→ **Records to process**
══════════════════════════════
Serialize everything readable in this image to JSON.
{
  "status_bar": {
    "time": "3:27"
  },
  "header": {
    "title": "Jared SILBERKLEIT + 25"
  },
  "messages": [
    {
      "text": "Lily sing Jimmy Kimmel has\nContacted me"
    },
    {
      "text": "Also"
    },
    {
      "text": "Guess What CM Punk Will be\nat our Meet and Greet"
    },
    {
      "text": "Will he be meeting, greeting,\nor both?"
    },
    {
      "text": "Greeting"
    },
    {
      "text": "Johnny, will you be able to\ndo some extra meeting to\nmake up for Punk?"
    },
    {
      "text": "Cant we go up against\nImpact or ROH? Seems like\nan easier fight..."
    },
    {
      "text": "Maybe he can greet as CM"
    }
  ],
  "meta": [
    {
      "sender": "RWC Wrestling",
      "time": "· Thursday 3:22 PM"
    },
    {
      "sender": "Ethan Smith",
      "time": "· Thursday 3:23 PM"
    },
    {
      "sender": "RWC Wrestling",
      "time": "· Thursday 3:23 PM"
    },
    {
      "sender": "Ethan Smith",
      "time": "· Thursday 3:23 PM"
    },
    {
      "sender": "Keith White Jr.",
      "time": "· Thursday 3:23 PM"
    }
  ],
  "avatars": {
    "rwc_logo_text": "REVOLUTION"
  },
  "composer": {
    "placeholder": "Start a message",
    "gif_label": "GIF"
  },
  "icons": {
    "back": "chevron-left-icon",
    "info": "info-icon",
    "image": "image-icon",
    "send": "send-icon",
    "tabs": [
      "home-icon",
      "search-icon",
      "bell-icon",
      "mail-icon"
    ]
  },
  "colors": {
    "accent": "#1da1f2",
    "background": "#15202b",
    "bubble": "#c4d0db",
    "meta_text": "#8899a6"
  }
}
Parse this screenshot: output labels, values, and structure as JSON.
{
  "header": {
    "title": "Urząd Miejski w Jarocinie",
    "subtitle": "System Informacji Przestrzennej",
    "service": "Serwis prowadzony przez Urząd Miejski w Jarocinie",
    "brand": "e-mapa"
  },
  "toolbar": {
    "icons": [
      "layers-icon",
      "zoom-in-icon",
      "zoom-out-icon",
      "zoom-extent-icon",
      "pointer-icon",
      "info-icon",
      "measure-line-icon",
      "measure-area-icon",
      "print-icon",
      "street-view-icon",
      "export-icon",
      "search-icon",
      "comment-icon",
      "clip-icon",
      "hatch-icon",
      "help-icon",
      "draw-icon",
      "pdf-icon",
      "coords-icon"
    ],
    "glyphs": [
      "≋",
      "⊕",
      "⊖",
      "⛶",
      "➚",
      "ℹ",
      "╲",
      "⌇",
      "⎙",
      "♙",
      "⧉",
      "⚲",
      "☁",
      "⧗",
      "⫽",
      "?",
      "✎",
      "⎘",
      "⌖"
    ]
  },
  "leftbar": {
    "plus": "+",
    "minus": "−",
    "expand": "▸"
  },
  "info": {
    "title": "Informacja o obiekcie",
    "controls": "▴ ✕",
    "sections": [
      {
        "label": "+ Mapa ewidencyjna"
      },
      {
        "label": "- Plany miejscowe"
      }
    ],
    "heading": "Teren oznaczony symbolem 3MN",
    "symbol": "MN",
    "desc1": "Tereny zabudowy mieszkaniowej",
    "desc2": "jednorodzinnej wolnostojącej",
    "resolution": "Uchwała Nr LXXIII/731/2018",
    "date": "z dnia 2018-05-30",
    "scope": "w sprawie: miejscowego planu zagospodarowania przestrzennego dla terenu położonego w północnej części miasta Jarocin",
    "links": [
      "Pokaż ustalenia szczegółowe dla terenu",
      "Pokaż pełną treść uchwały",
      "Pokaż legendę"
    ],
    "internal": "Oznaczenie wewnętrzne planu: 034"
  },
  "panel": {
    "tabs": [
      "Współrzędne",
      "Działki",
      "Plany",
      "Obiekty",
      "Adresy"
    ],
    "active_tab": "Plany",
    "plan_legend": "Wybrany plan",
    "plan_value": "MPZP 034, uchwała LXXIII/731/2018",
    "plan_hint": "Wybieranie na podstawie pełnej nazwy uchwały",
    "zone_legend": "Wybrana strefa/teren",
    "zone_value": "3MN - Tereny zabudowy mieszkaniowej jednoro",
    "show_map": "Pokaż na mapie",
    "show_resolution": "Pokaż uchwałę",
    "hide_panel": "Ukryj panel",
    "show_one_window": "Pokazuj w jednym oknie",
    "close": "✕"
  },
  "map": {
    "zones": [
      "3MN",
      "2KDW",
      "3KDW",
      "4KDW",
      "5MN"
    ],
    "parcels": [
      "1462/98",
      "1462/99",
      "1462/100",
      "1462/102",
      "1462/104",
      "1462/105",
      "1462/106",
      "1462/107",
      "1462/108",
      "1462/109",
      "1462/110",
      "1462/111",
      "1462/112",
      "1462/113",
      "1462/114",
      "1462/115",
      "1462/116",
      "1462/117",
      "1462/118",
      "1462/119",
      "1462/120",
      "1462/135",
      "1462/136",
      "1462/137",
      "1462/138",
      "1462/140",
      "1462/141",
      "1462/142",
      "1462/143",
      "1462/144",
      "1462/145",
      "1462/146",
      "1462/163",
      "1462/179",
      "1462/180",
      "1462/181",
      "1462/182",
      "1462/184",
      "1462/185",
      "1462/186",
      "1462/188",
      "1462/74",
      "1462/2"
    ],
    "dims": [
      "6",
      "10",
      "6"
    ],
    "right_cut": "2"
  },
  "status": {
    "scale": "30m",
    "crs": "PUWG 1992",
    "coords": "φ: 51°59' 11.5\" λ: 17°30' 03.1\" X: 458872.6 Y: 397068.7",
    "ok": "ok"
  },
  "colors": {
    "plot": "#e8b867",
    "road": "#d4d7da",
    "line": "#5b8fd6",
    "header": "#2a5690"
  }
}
══════════════════════════════
→ **Problem**
Select all lines in the listing that include the word "terenu".

→ **Solution below**
    "scope": "w sprawie: miejscowego planu zagospodarowania przestrzennego dla terenu położonego w północnej części miasta Jarocin",
      "Pokaż ustalenia szczegółowe dla terenu",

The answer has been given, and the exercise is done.